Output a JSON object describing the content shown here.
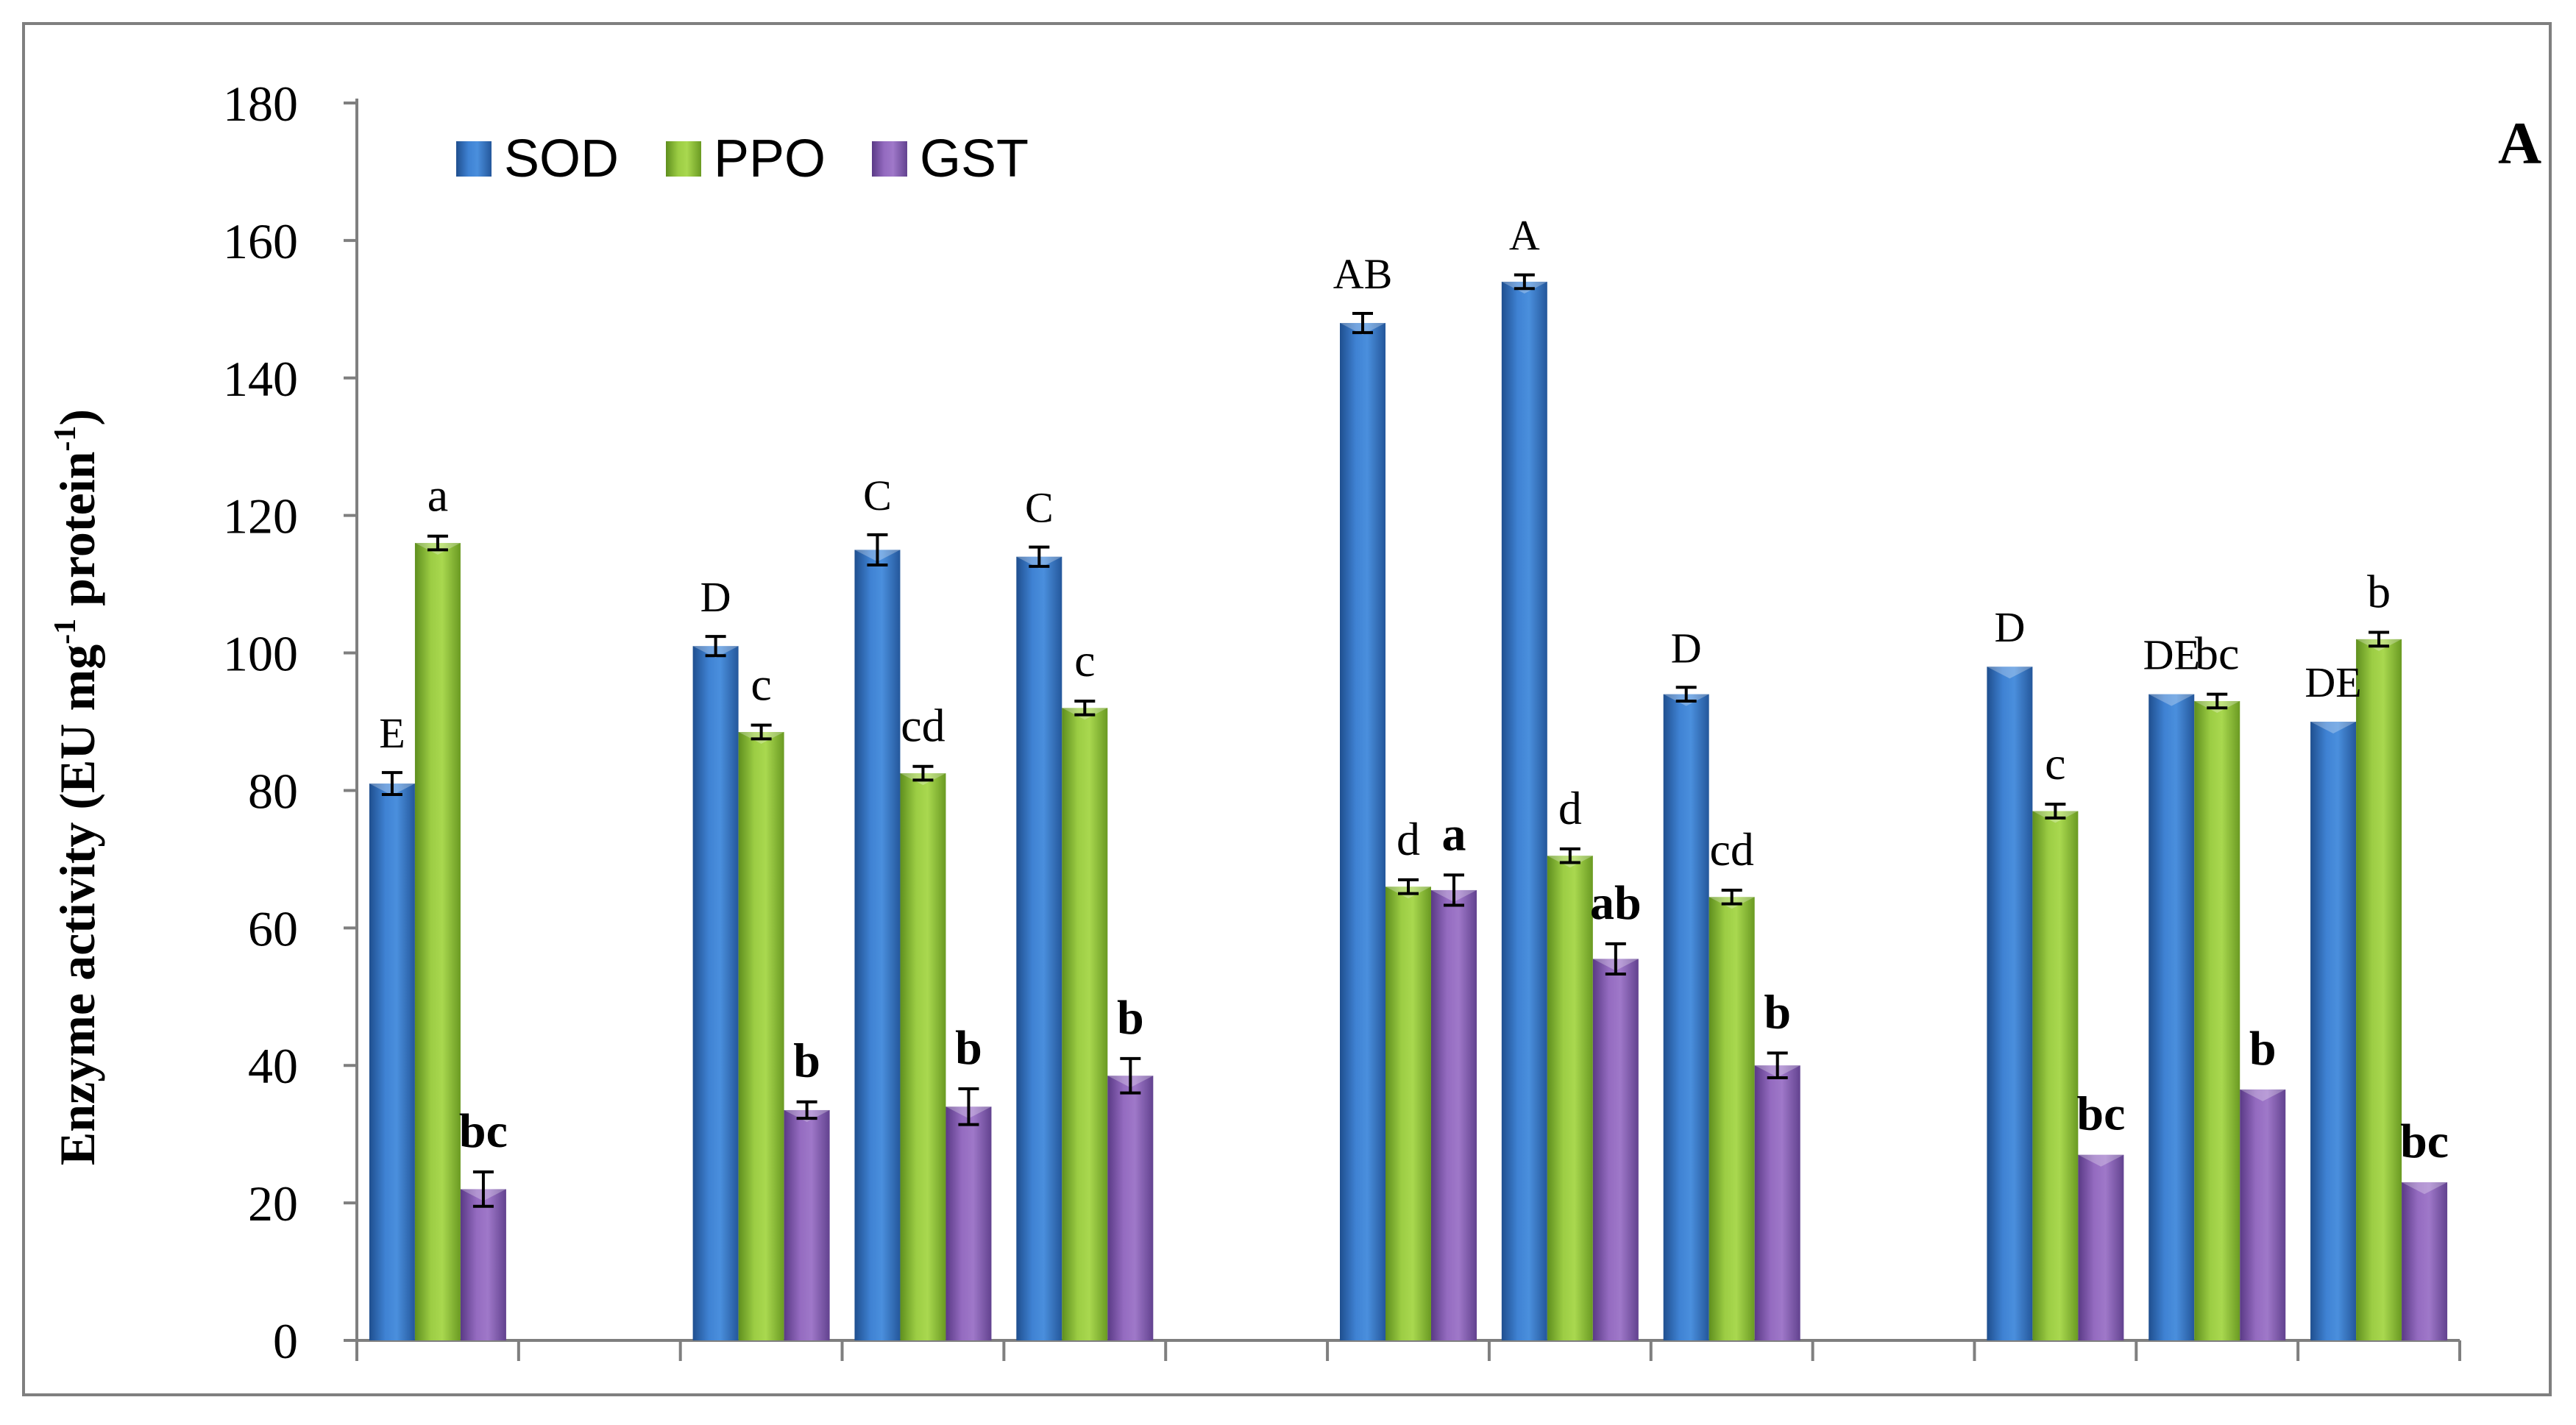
{
  "chart_data": {
    "type": "bar",
    "panel_label": "A",
    "ylabel": {
      "main": "Enzyme activity (EU mg",
      "sup1": "-1",
      "mid": " protein",
      "sup2": "-1",
      "end": ")"
    },
    "ylim": [
      0,
      180
    ],
    "yticks": [
      0,
      20,
      40,
      60,
      80,
      100,
      120,
      140,
      160,
      180
    ],
    "group_count": 13,
    "series": [
      {
        "name": "SOD",
        "color": "#3a78c9",
        "values": [
          81,
          null,
          101,
          115,
          114,
          null,
          148,
          154,
          94,
          null,
          98,
          94,
          90
        ],
        "errors": [
          1.6,
          null,
          1.4,
          2.2,
          1.4,
          null,
          1.4,
          1.0,
          1.0,
          null,
          0,
          0,
          0
        ],
        "labels": [
          "E",
          "",
          "D",
          "C",
          "C",
          "",
          "AB",
          "A",
          "D",
          "",
          "D",
          "DE",
          "DE"
        ]
      },
      {
        "name": "PPO",
        "color": "#92c43c",
        "values": [
          116,
          null,
          88.5,
          82.5,
          92,
          null,
          66,
          70.5,
          64.5,
          null,
          77,
          93,
          102
        ],
        "errors": [
          1.0,
          null,
          1.0,
          1.0,
          1.0,
          null,
          1.0,
          1.0,
          1.0,
          null,
          1.0,
          1.0,
          1.0
        ],
        "labels": [
          "a",
          "",
          "c",
          "cd",
          "c",
          "",
          "d",
          "d",
          "cd",
          "",
          "c",
          "bc",
          "b"
        ]
      },
      {
        "name": "GST",
        "color": "#8a62b5",
        "values": [
          22,
          null,
          33.5,
          34,
          38.5,
          null,
          65.5,
          55.5,
          40,
          null,
          27,
          36.5,
          23
        ],
        "errors": [
          2.5,
          null,
          1.2,
          2.6,
          2.5,
          null,
          2.2,
          2.2,
          1.8,
          null,
          0,
          0,
          0
        ],
        "labels": [
          "bc",
          "",
          "b",
          "b",
          "b",
          "",
          "a",
          "ab",
          "b",
          "",
          "bc",
          "b",
          "bc"
        ]
      }
    ],
    "legend": {
      "position": "top-left",
      "entries": [
        "SOD",
        "PPO",
        "GST"
      ]
    },
    "grid": false
  }
}
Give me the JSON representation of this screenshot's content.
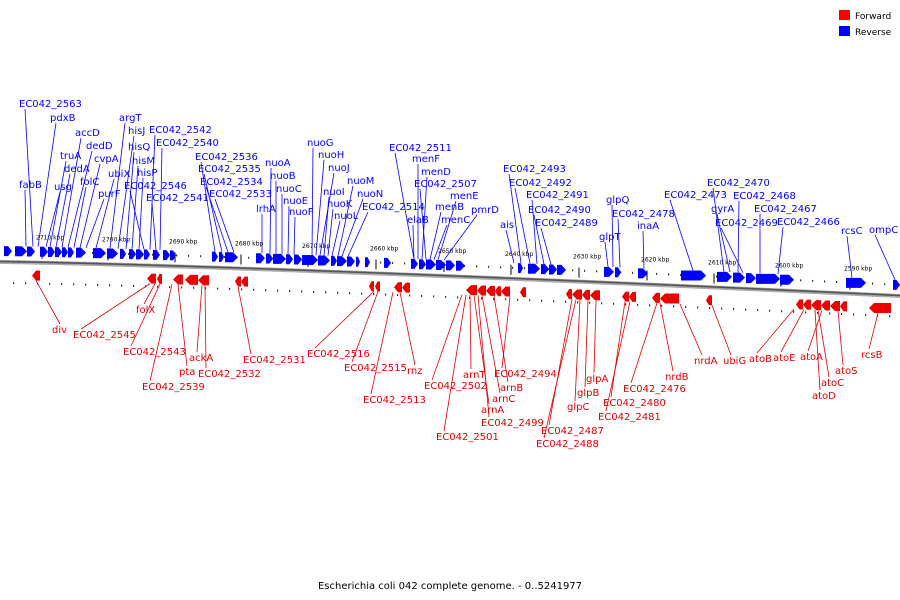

#####

▸ Problem to work on
Within the data above, how many lines contain "content"? Respond with the tally alone.

▸ Written response
2